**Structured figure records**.
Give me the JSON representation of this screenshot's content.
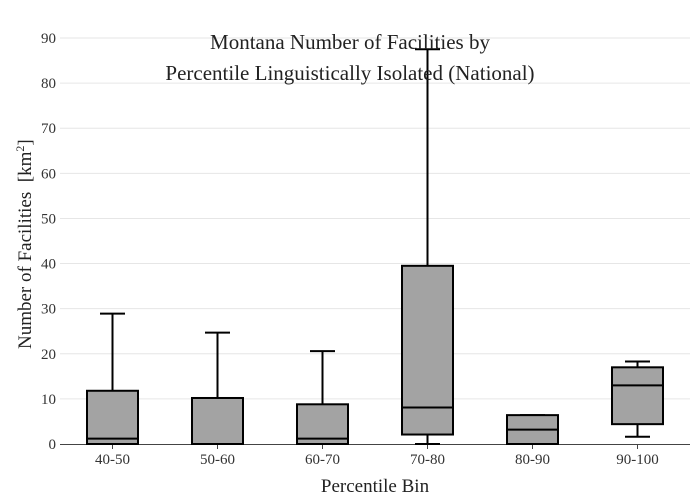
{
  "chart_data": {
    "type": "box",
    "title_lines": [
      "Montana Number of Facilities by",
      "Percentile Linguistically Isolated (National)"
    ],
    "xlabel": "Percentile Bin",
    "ylabel": "Number of Facilities",
    "ylabel_unit": "[km",
    "ylabel_unit_sup": "2",
    "ylabel_unit_close": "]",
    "ylim": [
      0,
      90
    ],
    "yticks": [
      0,
      10,
      20,
      30,
      40,
      50,
      60,
      70,
      80,
      90
    ],
    "grid": true,
    "box_fill": "#a3a3a3",
    "box_stroke": "#000000",
    "grid_color": "#e6e6e6",
    "categories": [
      "40-50",
      "50-60",
      "60-70",
      "70-80",
      "80-90",
      "90-100"
    ],
    "boxes": [
      {
        "category": "40-50",
        "min": 0,
        "q1": 0,
        "median": 1.2,
        "q3": 11.8,
        "max": 28.9
      },
      {
        "category": "50-60",
        "min": 0,
        "q1": 0,
        "median": 0,
        "q3": 10.2,
        "max": 24.7
      },
      {
        "category": "60-70",
        "min": 0,
        "q1": 0,
        "median": 1.2,
        "q3": 8.8,
        "max": 20.6
      },
      {
        "category": "70-80",
        "min": 0,
        "q1": 2.1,
        "median": 8.1,
        "q3": 39.5,
        "max": 87.5
      },
      {
        "category": "80-90",
        "min": 0,
        "q1": 0,
        "median": 3.2,
        "q3": 6.4,
        "max": 6.4
      },
      {
        "category": "90-100",
        "min": 1.6,
        "q1": 4.4,
        "median": 13,
        "q3": 17,
        "max": 18.3
      }
    ]
  }
}
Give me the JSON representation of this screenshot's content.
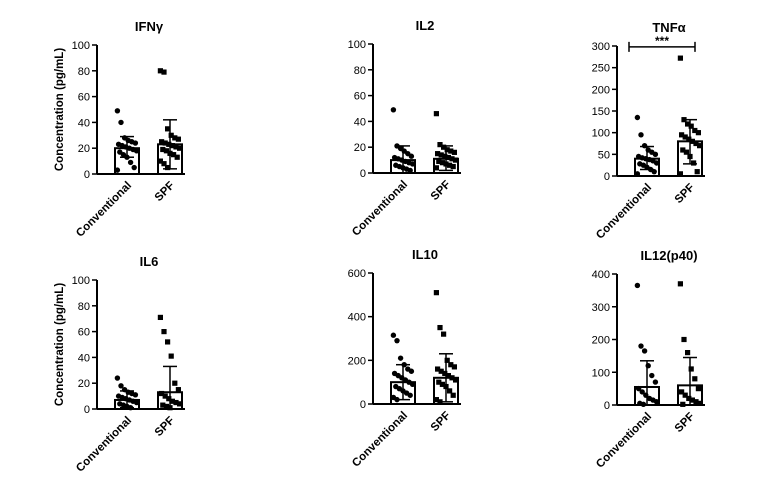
{
  "colors": {
    "ink": "#000000",
    "background": "#ffffff"
  },
  "figure": {
    "ylabel": "Concentration (pg/mL)"
  },
  "chart_data": [
    {
      "type": "bar",
      "title": "IFNγ",
      "categories": [
        "Conventional",
        "SPF"
      ],
      "ylabel": "Concentration (pg/mL)",
      "ylim": [
        0,
        100
      ],
      "yticks": [
        0,
        20,
        40,
        60,
        80,
        100
      ],
      "series": [
        {
          "values": [
            20,
            23
          ]
        }
      ],
      "error_bars": [
        {
          "low": 13,
          "high": 29
        },
        {
          "low": 4,
          "high": 42
        }
      ],
      "points": [
        [
          49,
          40,
          28,
          26,
          25,
          24,
          23,
          22,
          21,
          20,
          19,
          18,
          17,
          15,
          13,
          9,
          5,
          3
        ],
        [
          80,
          79,
          35,
          30,
          28,
          27,
          25,
          24,
          23,
          22,
          21,
          20,
          19,
          18,
          16,
          15,
          13,
          10,
          8,
          5
        ]
      ],
      "annotation": null
    },
    {
      "type": "bar",
      "title": "IL2",
      "categories": [
        "Conventional",
        "SPF"
      ],
      "ylabel": "",
      "ylim": [
        0,
        100
      ],
      "yticks": [
        0,
        20,
        40,
        60,
        80,
        100
      ],
      "series": [
        {
          "values": [
            10,
            11
          ]
        }
      ],
      "error_bars": [
        {
          "low": 0,
          "high": 21
        },
        {
          "low": 2,
          "high": 21
        }
      ],
      "points": [
        [
          49,
          21,
          19,
          17,
          15,
          13,
          12,
          11,
          10,
          9,
          8,
          7,
          6,
          5,
          4,
          3,
          2
        ],
        [
          46,
          22,
          20,
          18,
          17,
          16,
          15,
          14,
          13,
          12,
          11,
          10,
          9,
          8,
          7,
          6,
          5,
          4
        ]
      ],
      "annotation": null
    },
    {
      "type": "bar",
      "title": "TNFα",
      "categories": [
        "Conventional",
        "SPF"
      ],
      "ylabel": "",
      "ylim": [
        0,
        300
      ],
      "yticks": [
        0,
        50,
        100,
        150,
        200,
        250,
        300
      ],
      "series": [
        {
          "values": [
            40,
            80
          ]
        }
      ],
      "error_bars": [
        {
          "low": 15,
          "high": 68
        },
        {
          "low": 28,
          "high": 130
        }
      ],
      "points": [
        [
          135,
          95,
          70,
          60,
          55,
          50,
          45,
          42,
          40,
          38,
          35,
          30,
          28,
          25,
          20,
          15,
          10,
          5
        ],
        [
          272,
          130,
          120,
          115,
          105,
          100,
          95,
          90,
          85,
          80,
          75,
          70,
          60,
          55,
          45,
          30,
          10,
          5
        ]
      ],
      "annotation": {
        "text": "***",
        "from": 0,
        "to": 1,
        "y": 298
      }
    },
    {
      "type": "bar",
      "title": "IL6",
      "categories": [
        "Conventional",
        "SPF"
      ],
      "ylabel": "Concentration (pg/mL)",
      "ylim": [
        0,
        100
      ],
      "yticks": [
        0,
        20,
        40,
        60,
        80,
        100
      ],
      "series": [
        {
          "values": [
            7,
            13
          ]
        }
      ],
      "error_bars": [
        {
          "low": 1,
          "high": 14
        },
        {
          "low": 0,
          "high": 33
        }
      ],
      "points": [
        [
          24,
          18,
          15,
          13,
          12,
          11,
          10,
          9,
          8,
          7,
          6,
          5,
          4,
          3,
          2,
          1
        ],
        [
          71,
          60,
          52,
          41,
          20,
          15,
          12,
          10,
          8,
          6,
          5,
          4,
          3,
          2,
          1
        ]
      ],
      "annotation": null
    },
    {
      "type": "bar",
      "title": "IL10",
      "categories": [
        "Conventional",
        "SPF"
      ],
      "ylabel": "",
      "ylim": [
        0,
        600
      ],
      "yticks": [
        0,
        200,
        400,
        600
      ],
      "series": [
        {
          "values": [
            100,
            120
          ]
        }
      ],
      "error_bars": [
        {
          "low": 20,
          "high": 180
        },
        {
          "low": 10,
          "high": 230
        }
      ],
      "points": [
        [
          315,
          290,
          210,
          180,
          160,
          150,
          140,
          130,
          120,
          110,
          100,
          90,
          80,
          70,
          60,
          50,
          40,
          30,
          20
        ],
        [
          510,
          350,
          320,
          200,
          180,
          170,
          160,
          150,
          140,
          130,
          120,
          110,
          100,
          90,
          80,
          60,
          40,
          20,
          10
        ]
      ],
      "annotation": null
    },
    {
      "type": "bar",
      "title": "IL12(p40)",
      "categories": [
        "Conventional",
        "SPF"
      ],
      "ylabel": "",
      "ylim": [
        0,
        400
      ],
      "yticks": [
        0,
        100,
        200,
        300,
        400
      ],
      "series": [
        {
          "values": [
            55,
            60
          ]
        }
      ],
      "error_bars": [
        {
          "low": 0,
          "high": 135
        },
        {
          "low": 0,
          "high": 145
        }
      ],
      "points": [
        [
          365,
          180,
          165,
          120,
          90,
          70,
          50,
          40,
          30,
          20,
          15,
          10,
          5,
          2
        ],
        [
          370,
          200,
          160,
          110,
          80,
          50,
          40,
          30,
          20,
          15,
          10,
          5,
          2
        ]
      ],
      "annotation": null
    }
  ]
}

**WRITTEN PROBLEM**. Look for the word "high" and return every line where it occurs.

**OUTPUT OF THE EXERCISE**.
          "high": 29
          "high": 42
          "high": 21
          "high": 21
          "high": 68
          "high": 130
          "high": 14
          "high": 33
          "high": 180
          "high": 230
          "high": 135
          "high": 145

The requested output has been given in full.